# To do:
Check every line of the material below for the string "these", and return the ones that have it.
═════ Record excerpts
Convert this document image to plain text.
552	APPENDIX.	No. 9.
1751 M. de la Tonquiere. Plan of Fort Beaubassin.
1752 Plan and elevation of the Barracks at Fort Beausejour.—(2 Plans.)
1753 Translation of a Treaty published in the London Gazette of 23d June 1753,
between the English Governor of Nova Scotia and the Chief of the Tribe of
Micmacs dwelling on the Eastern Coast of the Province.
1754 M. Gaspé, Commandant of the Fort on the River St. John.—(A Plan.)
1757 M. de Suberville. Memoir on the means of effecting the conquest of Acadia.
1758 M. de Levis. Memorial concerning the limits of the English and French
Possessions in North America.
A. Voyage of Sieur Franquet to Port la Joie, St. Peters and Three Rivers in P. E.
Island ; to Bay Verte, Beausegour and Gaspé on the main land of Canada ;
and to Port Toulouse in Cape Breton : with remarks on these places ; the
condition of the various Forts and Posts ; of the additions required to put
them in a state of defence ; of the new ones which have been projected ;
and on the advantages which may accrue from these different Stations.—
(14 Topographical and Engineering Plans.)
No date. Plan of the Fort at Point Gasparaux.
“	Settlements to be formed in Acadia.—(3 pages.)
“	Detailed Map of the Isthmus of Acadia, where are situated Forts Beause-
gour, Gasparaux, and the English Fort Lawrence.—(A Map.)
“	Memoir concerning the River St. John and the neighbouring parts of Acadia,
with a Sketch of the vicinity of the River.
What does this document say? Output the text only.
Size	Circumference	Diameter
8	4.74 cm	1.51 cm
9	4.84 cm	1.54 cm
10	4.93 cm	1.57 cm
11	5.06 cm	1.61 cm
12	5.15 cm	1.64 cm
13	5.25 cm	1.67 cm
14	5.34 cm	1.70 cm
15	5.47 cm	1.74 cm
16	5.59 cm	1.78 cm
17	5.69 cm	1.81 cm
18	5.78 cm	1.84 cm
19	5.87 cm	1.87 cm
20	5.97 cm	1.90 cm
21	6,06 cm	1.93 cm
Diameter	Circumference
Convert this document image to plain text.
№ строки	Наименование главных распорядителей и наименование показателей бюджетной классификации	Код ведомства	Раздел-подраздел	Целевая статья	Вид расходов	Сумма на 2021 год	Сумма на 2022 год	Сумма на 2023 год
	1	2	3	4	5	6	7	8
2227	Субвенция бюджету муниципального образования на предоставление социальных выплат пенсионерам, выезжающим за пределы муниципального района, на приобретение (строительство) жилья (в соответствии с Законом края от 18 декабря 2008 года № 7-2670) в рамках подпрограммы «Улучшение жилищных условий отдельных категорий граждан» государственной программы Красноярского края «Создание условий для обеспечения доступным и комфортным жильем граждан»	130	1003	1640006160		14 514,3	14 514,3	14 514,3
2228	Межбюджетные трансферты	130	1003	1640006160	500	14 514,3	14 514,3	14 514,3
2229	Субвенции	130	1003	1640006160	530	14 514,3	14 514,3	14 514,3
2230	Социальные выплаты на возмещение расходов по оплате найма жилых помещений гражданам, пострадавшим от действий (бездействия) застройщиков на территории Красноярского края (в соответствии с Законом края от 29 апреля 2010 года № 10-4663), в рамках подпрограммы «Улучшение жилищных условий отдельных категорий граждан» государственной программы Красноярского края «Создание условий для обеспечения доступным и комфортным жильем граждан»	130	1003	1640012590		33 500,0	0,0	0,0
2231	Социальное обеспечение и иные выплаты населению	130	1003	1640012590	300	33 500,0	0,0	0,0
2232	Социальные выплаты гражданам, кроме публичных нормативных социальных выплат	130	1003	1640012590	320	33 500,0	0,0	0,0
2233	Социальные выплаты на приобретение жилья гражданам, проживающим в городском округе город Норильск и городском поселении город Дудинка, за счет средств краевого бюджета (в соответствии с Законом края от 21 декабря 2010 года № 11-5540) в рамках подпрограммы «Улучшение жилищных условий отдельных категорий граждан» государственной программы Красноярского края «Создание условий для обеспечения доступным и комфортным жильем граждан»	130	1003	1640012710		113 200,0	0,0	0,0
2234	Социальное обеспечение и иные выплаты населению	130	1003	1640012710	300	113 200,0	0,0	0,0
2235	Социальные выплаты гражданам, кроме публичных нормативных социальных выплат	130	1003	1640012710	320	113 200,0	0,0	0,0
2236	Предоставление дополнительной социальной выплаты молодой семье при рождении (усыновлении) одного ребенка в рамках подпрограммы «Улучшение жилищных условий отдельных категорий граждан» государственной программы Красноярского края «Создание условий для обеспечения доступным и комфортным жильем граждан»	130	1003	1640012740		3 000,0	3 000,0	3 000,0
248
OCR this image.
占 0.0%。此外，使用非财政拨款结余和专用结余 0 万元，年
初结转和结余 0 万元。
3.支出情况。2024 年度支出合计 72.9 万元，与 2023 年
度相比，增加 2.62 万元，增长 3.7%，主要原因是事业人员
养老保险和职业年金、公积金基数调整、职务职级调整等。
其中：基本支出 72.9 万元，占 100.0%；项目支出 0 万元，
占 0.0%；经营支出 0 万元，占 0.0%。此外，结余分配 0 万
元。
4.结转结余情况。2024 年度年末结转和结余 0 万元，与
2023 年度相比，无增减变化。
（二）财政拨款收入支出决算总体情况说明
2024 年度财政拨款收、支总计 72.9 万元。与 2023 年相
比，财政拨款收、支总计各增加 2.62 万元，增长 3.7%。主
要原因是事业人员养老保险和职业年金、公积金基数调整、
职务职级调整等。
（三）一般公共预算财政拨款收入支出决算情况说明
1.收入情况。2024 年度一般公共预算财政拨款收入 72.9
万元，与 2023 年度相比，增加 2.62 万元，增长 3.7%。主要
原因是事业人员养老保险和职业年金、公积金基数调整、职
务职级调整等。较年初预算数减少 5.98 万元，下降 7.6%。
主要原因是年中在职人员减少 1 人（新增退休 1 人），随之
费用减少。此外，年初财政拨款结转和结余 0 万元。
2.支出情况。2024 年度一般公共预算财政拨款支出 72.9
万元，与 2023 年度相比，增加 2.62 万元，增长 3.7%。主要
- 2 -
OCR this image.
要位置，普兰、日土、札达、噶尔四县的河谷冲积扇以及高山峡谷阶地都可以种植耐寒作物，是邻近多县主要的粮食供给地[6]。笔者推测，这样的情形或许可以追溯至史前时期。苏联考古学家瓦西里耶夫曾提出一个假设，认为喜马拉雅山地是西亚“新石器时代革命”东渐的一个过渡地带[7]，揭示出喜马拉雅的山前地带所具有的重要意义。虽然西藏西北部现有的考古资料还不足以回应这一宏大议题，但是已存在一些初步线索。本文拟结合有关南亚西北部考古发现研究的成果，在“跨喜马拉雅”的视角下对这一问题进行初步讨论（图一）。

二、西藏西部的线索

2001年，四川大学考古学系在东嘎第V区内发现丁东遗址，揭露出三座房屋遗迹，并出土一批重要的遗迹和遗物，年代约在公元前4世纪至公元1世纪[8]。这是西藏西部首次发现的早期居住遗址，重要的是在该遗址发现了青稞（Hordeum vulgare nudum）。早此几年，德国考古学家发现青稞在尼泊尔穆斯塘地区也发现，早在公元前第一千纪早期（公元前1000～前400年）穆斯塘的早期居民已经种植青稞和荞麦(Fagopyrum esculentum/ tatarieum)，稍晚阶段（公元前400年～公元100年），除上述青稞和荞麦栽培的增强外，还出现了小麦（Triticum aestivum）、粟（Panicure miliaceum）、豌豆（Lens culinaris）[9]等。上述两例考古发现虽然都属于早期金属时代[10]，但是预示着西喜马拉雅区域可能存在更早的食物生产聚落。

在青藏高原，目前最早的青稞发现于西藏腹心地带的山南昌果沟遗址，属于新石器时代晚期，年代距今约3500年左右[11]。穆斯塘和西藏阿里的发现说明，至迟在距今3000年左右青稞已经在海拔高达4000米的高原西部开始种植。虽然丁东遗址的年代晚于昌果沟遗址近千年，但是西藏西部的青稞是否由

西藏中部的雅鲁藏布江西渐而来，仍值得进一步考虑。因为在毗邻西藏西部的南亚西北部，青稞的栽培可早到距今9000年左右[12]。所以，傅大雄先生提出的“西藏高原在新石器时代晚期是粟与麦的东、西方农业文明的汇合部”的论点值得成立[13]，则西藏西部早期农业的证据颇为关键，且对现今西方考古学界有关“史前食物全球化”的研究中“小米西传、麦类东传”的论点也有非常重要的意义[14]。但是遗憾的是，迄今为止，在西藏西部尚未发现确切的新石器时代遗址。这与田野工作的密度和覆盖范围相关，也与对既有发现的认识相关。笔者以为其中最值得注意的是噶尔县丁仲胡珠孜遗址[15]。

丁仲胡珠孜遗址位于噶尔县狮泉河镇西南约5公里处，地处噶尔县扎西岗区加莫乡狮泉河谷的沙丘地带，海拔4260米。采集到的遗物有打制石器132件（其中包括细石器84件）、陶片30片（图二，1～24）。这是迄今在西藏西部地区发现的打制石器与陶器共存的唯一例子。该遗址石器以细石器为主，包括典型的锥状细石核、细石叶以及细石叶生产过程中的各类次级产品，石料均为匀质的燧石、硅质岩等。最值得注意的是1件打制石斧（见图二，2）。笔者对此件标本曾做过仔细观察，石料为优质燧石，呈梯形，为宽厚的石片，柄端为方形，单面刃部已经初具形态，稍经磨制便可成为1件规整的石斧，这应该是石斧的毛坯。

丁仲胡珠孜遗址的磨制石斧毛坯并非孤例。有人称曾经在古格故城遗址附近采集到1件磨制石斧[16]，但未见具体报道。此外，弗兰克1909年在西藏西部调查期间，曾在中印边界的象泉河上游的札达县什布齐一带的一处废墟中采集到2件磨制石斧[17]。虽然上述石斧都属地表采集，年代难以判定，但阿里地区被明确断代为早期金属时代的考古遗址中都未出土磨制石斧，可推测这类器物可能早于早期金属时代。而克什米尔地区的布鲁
══════════
# Full solution:
and to Port Toulouse in Cape Breton : with remarks on these places ; the
and on the advantages which may accrue from these different Stations.—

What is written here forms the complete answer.